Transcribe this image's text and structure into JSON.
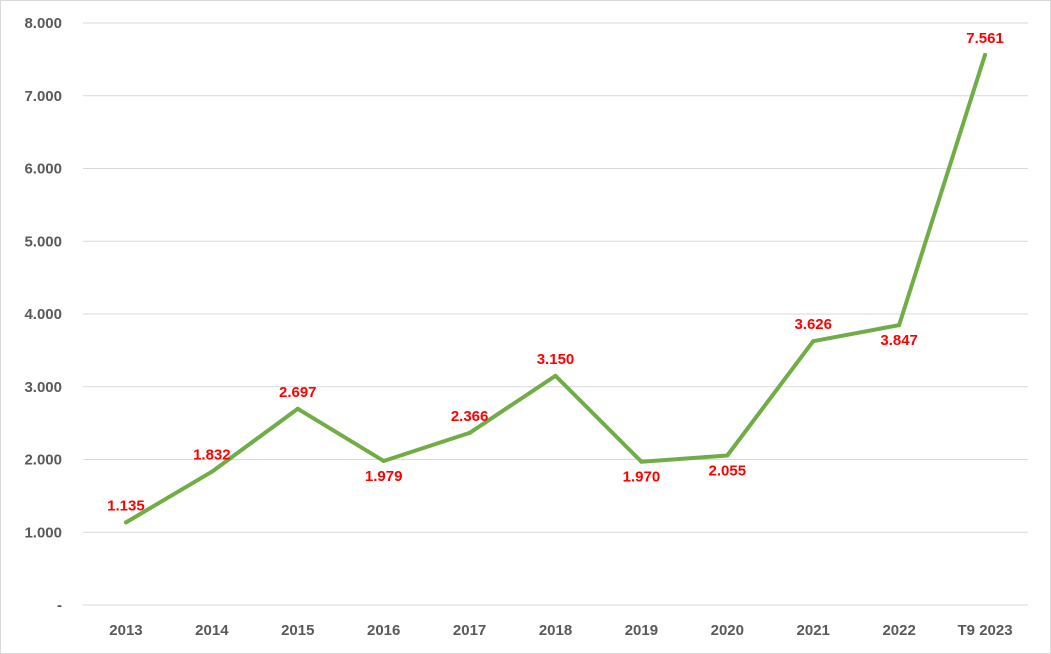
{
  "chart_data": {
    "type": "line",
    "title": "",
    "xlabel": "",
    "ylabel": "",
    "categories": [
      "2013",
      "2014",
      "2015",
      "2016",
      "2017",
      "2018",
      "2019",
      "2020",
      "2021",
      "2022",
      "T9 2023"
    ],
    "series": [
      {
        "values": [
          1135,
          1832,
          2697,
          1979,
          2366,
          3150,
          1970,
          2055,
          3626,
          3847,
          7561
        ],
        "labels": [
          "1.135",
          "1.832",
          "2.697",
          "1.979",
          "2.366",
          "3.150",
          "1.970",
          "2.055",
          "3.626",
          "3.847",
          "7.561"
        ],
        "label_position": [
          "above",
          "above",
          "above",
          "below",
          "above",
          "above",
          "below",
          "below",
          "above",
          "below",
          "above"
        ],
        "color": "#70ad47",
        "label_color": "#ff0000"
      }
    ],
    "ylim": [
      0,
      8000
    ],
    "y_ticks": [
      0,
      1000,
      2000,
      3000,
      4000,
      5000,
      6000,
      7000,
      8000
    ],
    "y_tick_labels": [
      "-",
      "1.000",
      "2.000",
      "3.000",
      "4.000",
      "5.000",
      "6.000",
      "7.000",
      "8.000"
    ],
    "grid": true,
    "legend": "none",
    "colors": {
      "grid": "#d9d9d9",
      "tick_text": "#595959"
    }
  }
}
--
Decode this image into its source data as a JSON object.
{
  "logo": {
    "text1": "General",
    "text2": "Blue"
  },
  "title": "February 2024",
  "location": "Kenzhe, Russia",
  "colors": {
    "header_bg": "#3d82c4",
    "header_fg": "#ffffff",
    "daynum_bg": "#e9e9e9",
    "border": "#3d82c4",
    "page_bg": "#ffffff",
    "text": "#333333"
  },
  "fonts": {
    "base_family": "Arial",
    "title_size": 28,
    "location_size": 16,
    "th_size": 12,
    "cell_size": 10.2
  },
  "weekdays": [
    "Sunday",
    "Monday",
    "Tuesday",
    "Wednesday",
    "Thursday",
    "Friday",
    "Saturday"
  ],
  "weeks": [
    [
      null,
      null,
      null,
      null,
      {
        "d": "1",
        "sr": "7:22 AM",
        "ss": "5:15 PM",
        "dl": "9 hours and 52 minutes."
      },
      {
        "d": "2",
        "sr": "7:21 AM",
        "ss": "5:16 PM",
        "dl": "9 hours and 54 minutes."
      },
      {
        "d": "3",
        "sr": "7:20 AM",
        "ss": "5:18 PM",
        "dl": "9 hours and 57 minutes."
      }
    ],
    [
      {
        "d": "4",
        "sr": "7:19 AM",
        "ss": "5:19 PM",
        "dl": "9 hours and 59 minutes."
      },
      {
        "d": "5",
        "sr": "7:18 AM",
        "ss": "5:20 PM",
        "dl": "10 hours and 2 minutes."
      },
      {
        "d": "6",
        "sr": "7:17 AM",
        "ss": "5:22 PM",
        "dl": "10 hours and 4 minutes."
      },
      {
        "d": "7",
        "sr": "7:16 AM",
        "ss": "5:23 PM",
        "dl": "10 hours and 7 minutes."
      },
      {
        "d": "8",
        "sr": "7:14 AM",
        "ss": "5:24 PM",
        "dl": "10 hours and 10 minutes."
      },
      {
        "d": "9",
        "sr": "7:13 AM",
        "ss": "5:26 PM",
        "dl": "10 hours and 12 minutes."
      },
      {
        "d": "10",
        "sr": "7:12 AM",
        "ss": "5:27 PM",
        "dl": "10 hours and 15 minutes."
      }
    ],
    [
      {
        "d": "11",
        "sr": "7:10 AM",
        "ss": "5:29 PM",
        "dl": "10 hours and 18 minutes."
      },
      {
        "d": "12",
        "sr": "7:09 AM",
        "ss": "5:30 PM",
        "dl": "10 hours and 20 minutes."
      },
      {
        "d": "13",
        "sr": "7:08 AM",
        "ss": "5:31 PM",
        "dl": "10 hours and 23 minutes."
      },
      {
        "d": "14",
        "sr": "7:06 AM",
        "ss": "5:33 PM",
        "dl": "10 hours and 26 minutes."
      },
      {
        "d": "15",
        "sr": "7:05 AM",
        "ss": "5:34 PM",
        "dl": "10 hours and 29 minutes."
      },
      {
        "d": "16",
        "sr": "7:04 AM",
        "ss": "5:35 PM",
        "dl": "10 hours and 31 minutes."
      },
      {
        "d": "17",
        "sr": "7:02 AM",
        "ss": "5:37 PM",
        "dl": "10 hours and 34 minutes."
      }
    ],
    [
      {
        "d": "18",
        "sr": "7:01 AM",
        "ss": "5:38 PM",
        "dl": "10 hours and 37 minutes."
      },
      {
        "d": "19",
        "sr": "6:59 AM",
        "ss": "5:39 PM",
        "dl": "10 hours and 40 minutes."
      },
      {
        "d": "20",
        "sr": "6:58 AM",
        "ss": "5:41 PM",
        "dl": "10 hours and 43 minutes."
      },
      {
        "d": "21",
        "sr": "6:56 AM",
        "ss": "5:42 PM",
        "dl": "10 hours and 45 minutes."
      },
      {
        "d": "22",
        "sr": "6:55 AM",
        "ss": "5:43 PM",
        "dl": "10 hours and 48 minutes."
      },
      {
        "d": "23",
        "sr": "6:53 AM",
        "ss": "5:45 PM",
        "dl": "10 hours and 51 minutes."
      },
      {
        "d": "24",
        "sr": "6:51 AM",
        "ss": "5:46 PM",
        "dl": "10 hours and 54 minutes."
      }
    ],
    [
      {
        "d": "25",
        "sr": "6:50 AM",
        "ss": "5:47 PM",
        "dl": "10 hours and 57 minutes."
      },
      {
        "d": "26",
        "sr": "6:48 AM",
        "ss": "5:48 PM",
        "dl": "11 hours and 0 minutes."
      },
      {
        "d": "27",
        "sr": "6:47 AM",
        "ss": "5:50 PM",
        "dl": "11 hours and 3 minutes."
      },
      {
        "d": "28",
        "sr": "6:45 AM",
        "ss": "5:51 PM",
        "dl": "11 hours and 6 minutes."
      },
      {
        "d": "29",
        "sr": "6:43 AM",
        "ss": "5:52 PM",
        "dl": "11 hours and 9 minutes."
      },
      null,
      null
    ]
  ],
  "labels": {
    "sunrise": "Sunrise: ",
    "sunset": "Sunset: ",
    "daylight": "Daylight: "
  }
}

§ **REQUIREMENTS**
Check each line in the listing above for the string "JSON", then report how many lines contain it, with no other text.

§ **WRITTEN SOLUTION**
2